Challenges:
1. In the restaurant review, what was the final dish?
2. Reproduce the part of the restaurant review that opens with the words containing "The final dish" and closes with "basis. Good deal.", swapping "hanger steak" for "flank steak".
3. Write what comes next in the restaurant review, starting after its final sentence.

While we knew from our previous visit that Lou has good wine to offer, we were really surprised this time at the quality of the food they have to offer as well. We were pretty hungry when we arrived, so we decided to make a full meal from the choices on the menu. The menu isn’t really built for this, per se, since they tend to have options mainly limited to appetizers and salads, and they only offer two main courses per evening, but we figured what the hell. Unfortunately, J is not a fan of the pig candy, so my appeal for the good stuff fell on deaf ears. All was not lost, however, because we the first thing we ordered was a burrata salad with prosciutto, candied kumquats and arugula that was excellent – a great combination of salty cheese and meat, piquant and sweet kumquat, and a nicely tart vinaigrette with a bit of citrus. Man, who doesn’t love burrata? What an odd thing to be a Los Angeles specialty, but it’s on the menu of every Italian restaurant in this city, it seems. Anyway, I’m not complaining.

We followed that up with a deconstructed bistro salad, a compartmentalized dish holding chambers of marinated cauliflower, roasted beets, cheese and walnuts. And it was pretty good, too – J was particularly enamored of it.

The final dish was hanger steak with frites, and I was eager to try it because I’ve never had hanger steak before, despite how much I’d read about it and how amazing it was. Verdict? It was pretty damn good – a very flavorful cut of meat. We had ordered it medium rare, and the grill man had left just on the rare side of medium rare, but that was probably better to show off the meat. And the steak frites were very nice as well – crispy on the outside and fluffy inside, with some kind of nutmeg/cayenne spice coating on the exterior. I was really pleased with how well the food turned out here. While I think the preferred method is to sample small things off the menu to match the wine, you could very easily construct a nice dinner for two here on a regular basis. Good deal.

plate.JPG

The wine we tried that night was generally a success as well. I opted for a flight of reds from the corvina grape in the Veneto region of Italy. The most famous version of the corvina grape is Amarone, the heavyweight wine of northeastern Italy, but it’s also made into other wines, like the Quinciarelli’s “affordable” option, Primofiore, and it’s also used in IGT blends with various grapes. The first wine was the Venturini Amarone (there were no vintages listed on the menu, so no years for these wines), which was just the kind of wine I’ve come to expect from Amarone – that powerful combination of bitter and sweet fruit that comes from the air-drying of the grapes. I’ve loved Amarone on the few occasions I’ve been lucky enough to try it, and it was great to be able to get a glass of it and not pay an arm and a leg – which a bottle of the stuff will usually cost you. The second wine, also an Amarone, was from a maker called Beretta, and while it was pleasant enough, it didn’t have quite the supple weight of good Amarone. Maybe it just suffered in comparison to the Venturini, but it didn’t seem like it was quite all there. The last wine in the flight was a “Super Veneto” blend (named after the “Super Tuscan” IGT blends of non-DOCG grapes from Tuscany), the Giuseppe Lonardi Privilegia Veneto IGT. This was a blend of corvina and cabernet franc, and it was definitely my favorite wine of the evening. The cab franc’s herbal notes and cool fruit cut a beam right through the heaviness of the Amarone, but the Amarone’s core of fruit still held the day. It made for a terrific combination. Eric Asimov hypothesizes in his blog “The Pour” above that Primofiore contains some cab franc – is this an oft-seen blend? In any case, I was a fan.

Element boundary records
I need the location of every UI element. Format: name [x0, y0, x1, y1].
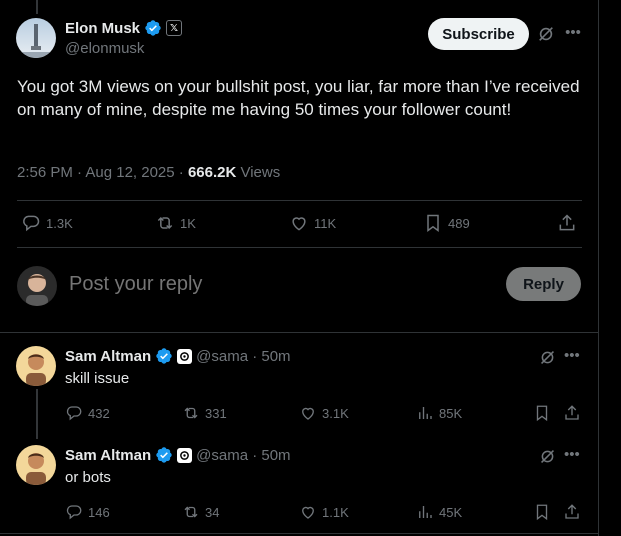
like-count: 1.1K: [322, 504, 349, 520]
subscribe-button[interactable]: Subscribe: [428, 18, 529, 50]
share-icon: [565, 405, 579, 420]
comment-actions: 432 331 3.1K 85K: [65, 404, 585, 426]
share-action[interactable]: [563, 404, 581, 422]
views-icon: [419, 407, 432, 419]
reply-icon: [23, 215, 40, 232]
like-action[interactable]: 3.1K: [299, 404, 349, 422]
repost-action[interactable]: 331: [182, 404, 227, 422]
views-count: 45K: [439, 504, 463, 520]
repost-count: 331: [205, 405, 227, 421]
divider: [17, 200, 582, 201]
post-time[interactable]: 2:56 PM · Aug 12, 2025 ·: [17, 164, 188, 181]
reply-action[interactable]: 432: [65, 404, 110, 422]
post-header: Elon Musk 𝕏 @elonmusk Subscribe •••: [16, 16, 597, 60]
comment-text: or bots: [65, 469, 111, 486]
comment-handle[interactable]: @sama · 50m: [196, 348, 290, 365]
views-action[interactable]: 85K: [416, 404, 462, 422]
reply-count: 1.3K: [46, 215, 73, 231]
avatar[interactable]: [16, 18, 56, 58]
bookmark-action[interactable]: 489: [423, 213, 470, 233]
bookmark-action[interactable]: [533, 404, 551, 422]
author-name[interactable]: Elon Musk: [65, 20, 140, 37]
views-icon: [419, 506, 432, 518]
repost-count: 1K: [180, 215, 196, 231]
repost-icon: [184, 407, 198, 419]
comment[interactable]: Sam Altman @sama · 50m ••• or bots 146 3…: [16, 445, 586, 525]
reply-action[interactable]: 146: [65, 503, 110, 521]
bookmark-icon: [536, 504, 548, 521]
repost-count: 34: [205, 504, 220, 520]
more-icon[interactable]: •••: [564, 446, 580, 463]
reply-count: 432: [88, 405, 110, 421]
views-count: 85K: [439, 405, 463, 421]
divider: [0, 533, 598, 534]
repost-icon: [184, 506, 198, 518]
comment-text: skill issue: [65, 370, 130, 387]
comment-actions: 146 34 1.1K 45K: [65, 503, 585, 525]
share-icon: [559, 214, 575, 231]
repost-icon: [157, 216, 173, 230]
post-text: You got 3M views on your bullshit post, …: [17, 77, 580, 119]
views-label: Views: [236, 164, 281, 181]
share-icon: [565, 504, 579, 519]
author-handle[interactable]: @elonmusk: [65, 40, 144, 57]
grok-icon[interactable]: [537, 25, 555, 43]
views-action[interactable]: 45K: [416, 503, 462, 521]
comment-author-name[interactable]: Sam Altman: [65, 348, 151, 365]
share-action[interactable]: [557, 213, 577, 233]
more-icon[interactable]: •••: [564, 347, 580, 364]
reply-icon: [66, 505, 82, 520]
comment-author-name[interactable]: Sam Altman: [65, 447, 151, 464]
avatar[interactable]: [17, 266, 57, 306]
comment-handle[interactable]: @sama · 50m: [196, 447, 290, 464]
like-count: 11K: [314, 215, 337, 231]
grok-icon[interactable]: [539, 448, 556, 465]
avatar[interactable]: [16, 445, 56, 485]
grok-icon[interactable]: [539, 349, 556, 366]
column-border: [598, 0, 599, 536]
like-action[interactable]: 11K: [289, 213, 336, 233]
comment-header: Sam Altman @sama · 50m: [65, 347, 291, 365]
reply-composer: Reply: [17, 266, 581, 306]
reply-input[interactable]: [67, 272, 471, 297]
bookmark-count: 489: [448, 215, 470, 231]
bookmark-action[interactable]: [533, 503, 551, 521]
repost-action[interactable]: 34: [182, 503, 219, 521]
thread-line-top: [36, 0, 38, 14]
x-logo-icon: 𝕏: [166, 20, 183, 36]
views-count: 666.2K: [187, 164, 237, 181]
bookmark-icon: [536, 405, 548, 422]
reply-icon: [66, 406, 82, 421]
reply-count: 146: [88, 504, 110, 520]
heart-icon: [302, 506, 314, 519]
repost-action[interactable]: 1K: [155, 213, 196, 233]
verified-badge-icon: [156, 348, 172, 364]
action-bar: 1.3K 1K 11K 489: [17, 210, 582, 240]
share-action[interactable]: [563, 503, 581, 521]
openai-logo-icon: [177, 348, 193, 364]
reply-button[interactable]: Reply: [506, 267, 581, 301]
like-action[interactable]: 1.1K: [299, 503, 349, 521]
divider: [17, 247, 582, 248]
verified-badge-icon: [145, 20, 161, 36]
bookmark-icon: [427, 214, 439, 232]
comment-header: Sam Altman @sama · 50m: [65, 446, 291, 464]
comment[interactable]: Sam Altman @sama · 50m ••• skill issue 4…: [16, 346, 586, 426]
verified-badge-icon: [156, 447, 172, 463]
post-meta: 2:56 PM · Aug 12, 2025 · 666.2K Views: [17, 164, 280, 181]
openai-logo-icon: [177, 447, 193, 463]
more-icon[interactable]: •••: [564, 24, 582, 42]
author-row: Elon Musk 𝕏: [65, 19, 183, 37]
like-count: 3.1K: [322, 405, 349, 421]
reply-action[interactable]: 1.3K: [21, 213, 73, 233]
avatar[interactable]: [16, 346, 56, 386]
heart-icon: [302, 407, 314, 420]
heart-icon: [292, 217, 306, 231]
divider: [0, 332, 598, 333]
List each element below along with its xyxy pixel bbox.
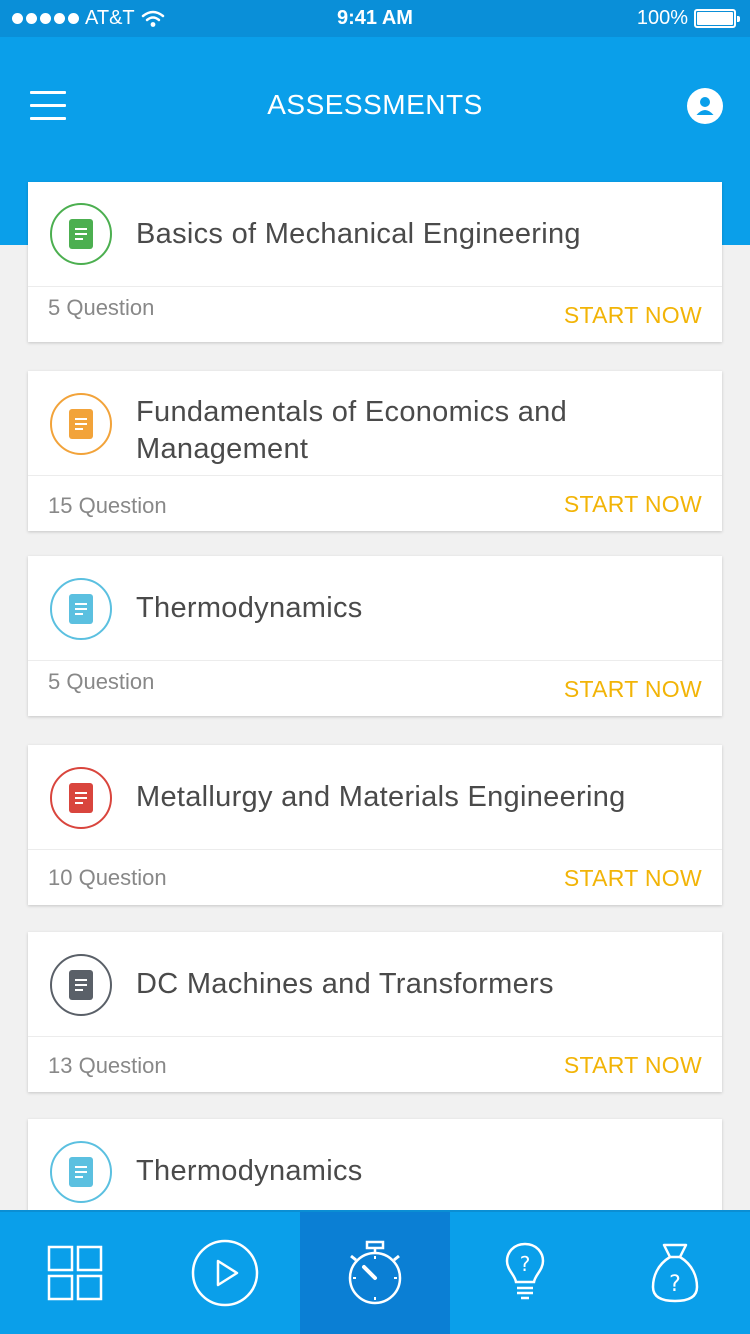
svg-text:?: ? <box>520 1252 531 1276</box>
bottom-tab-bar: ? ? <box>0 1210 750 1334</box>
assessment-card: DC Machines and Transformers 13 Question… <box>28 932 722 1092</box>
assessment-card: Thermodynamics 5 Question START NOW <box>28 556 722 716</box>
play-icon <box>191 1239 259 1307</box>
tab-dashboard[interactable] <box>0 1212 150 1334</box>
tab-ideas[interactable]: ? <box>450 1212 600 1334</box>
wifi-icon <box>141 10 164 27</box>
status-bar: AT&T 9:41 AM 100% <box>0 0 750 37</box>
menu-button[interactable] <box>30 91 66 121</box>
assessment-title: Fundamentals of Economics and Management <box>136 396 568 465</box>
document-icon <box>50 393 112 455</box>
start-now-button[interactable]: START NOW <box>564 865 702 892</box>
assessment-title: Thermodynamics <box>136 1155 363 1187</box>
tab-assessments[interactable] <box>300 1212 450 1334</box>
start-now-button[interactable]: START NOW <box>564 676 702 703</box>
carrier-label: AT&T <box>85 7 135 29</box>
lightbulb-question-icon: ? <box>505 1242 545 1300</box>
document-icon <box>50 1141 112 1203</box>
user-icon <box>696 97 714 115</box>
page-title: ASSESSMENTS <box>267 89 483 120</box>
assessment-title: Metallurgy and Materials Engineering <box>136 781 626 813</box>
grid-icon <box>47 1245 103 1301</box>
start-now-button[interactable]: START NOW <box>564 491 702 518</box>
battery-icon <box>694 9 740 28</box>
question-count: 10 Question <box>48 865 167 890</box>
document-icon <box>50 767 112 829</box>
tab-videos[interactable] <box>150 1212 300 1334</box>
battery-info: 100% <box>636 7 740 30</box>
document-icon <box>50 578 112 640</box>
carrier-info: AT&T <box>12 7 165 30</box>
hamburger-icon <box>30 91 66 94</box>
assessment-card: Thermodynamics <box>28 1119 722 1224</box>
assessment-title: Basics of Mechanical Engineering <box>136 218 581 250</box>
document-icon <box>50 203 112 265</box>
question-count: 5 Question <box>48 669 155 694</box>
assessment-card: Basics of Mechanical Engineering 5 Quest… <box>28 182 722 342</box>
bag-question-icon: ? <box>651 1243 699 1303</box>
assessment-card: Metallurgy and Materials Engineering 10 … <box>28 745 722 905</box>
tab-doubts[interactable]: ? <box>600 1212 750 1334</box>
question-count: 13 Question <box>48 1053 167 1078</box>
assessment-title: DC Machines and Transformers <box>136 968 554 1000</box>
assessment-card: Fundamentals of Economics and Management… <box>28 371 722 531</box>
start-now-button[interactable]: START NOW <box>564 1052 702 1079</box>
profile-button[interactable] <box>687 88 723 124</box>
document-icon <box>50 954 112 1016</box>
assessment-title: Thermodynamics <box>136 592 363 624</box>
question-count: 5 Question <box>48 295 155 320</box>
battery-percent: 100% <box>636 7 688 29</box>
signal-strength-icon <box>12 13 79 24</box>
svg-text:?: ? <box>669 1272 681 1297</box>
stopwatch-icon <box>348 1240 402 1305</box>
start-now-button[interactable]: START NOW <box>564 302 702 329</box>
navigation-bar: ASSESSMENTS <box>0 37 750 177</box>
question-count: 15 Question <box>48 493 167 518</box>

Outputs:
1. Hanger steak with frites.

2.
The final dish was flank steak with frites, and I was eager to try it because I’ve never had flank steak before, despite how much I’d read about it and how amazing it was. Verdict? It was pretty damn good – a very flavorful cut of meat. We had ordered it medium rare, and the grill man had left just on the rare side of medium rare, but that was probably better to show off the meat. And the steak frites were very nice as well – crispy on the outside and fluffy inside, with some kind of nutmeg/cayenne spice coating on the exterior. I was really pleased with how well the food turned out here. While I think the preferred method is to sample small things off the menu to match the wine, you could very easily construct a nice dinner for two here on a regular basis. Good deal.

3.
amarone.JPG

Other wines we tried that night included the Blanquette de Limoux “Brut” Rosier NV (pleasant), Clos des Brusquieres Chateauneuf-du-Pape (a little thin, basically unremarkable), and a Ruston Family Merlot (a very nice, meaty wine with good balance and a long finish – the clear winner of the other three). The total bill, for all food and drink, came out to less than $80, which is pretty good for all that we ended up getting. The staff was kind and accommodating, too. In short, Lou is a great little place, and I don’t think it will be too much time before we find ourselves back there.

February 13, 2007. Restaurants - LA. 1 comment.

A big freaking deal, part IV.

I just saw a piece on the Wine Spectator site today by James Suckling about the great 2001 Brunello di Montalcino Riserva wines that are just hitting stores. In his blog, Suckling calls the our era a “golden age” for Brunello. Suckling’s enthusiasm mirrors that of his coworker Bruce Sanderson, the Spec’s Burgundy critic, who has been raving about the 2005 vintage on his own blog over the last week or so – ravings that have been echoed all across Europe recently. These love letters to modern European wine follow Suckling’s (and Robert Parker’s) ecstasy over the 2005 Bordeaux vintage, and Sanderson’s backflips over 2005 German rieslings, and the emergence of surprisingly good German red wines…

Put it all together, and you have what appears to be an apotheosis of European wine culture, at least according to one of the biggest and brawniest media signposts out there. Many of the wine world’s most powerful engines are running on all cylinders all at the same time, which is a staggering achievement – if true. All the hype could be just that; I haven’t had any 2005 Bordeaux or Burgundy, and all the Brunello I’ve tried in my life you could count on one hand, so I don’t have the experience to tell you one way or the other. But the excitement in many corners is palpable, even if the only way most of us can judge that excitement is through the prices on the bottles lining the top shelves of our wine stores. Hundreds of thousands of people are really excited by the wines coming out of vineyards and into their kitchens, and for good reason. Wine is an ever-expanding phenomenon, and its growth has seen a parallel growth in global viticulture from which nearly everyone has prospered.

So how can this be a bad thing?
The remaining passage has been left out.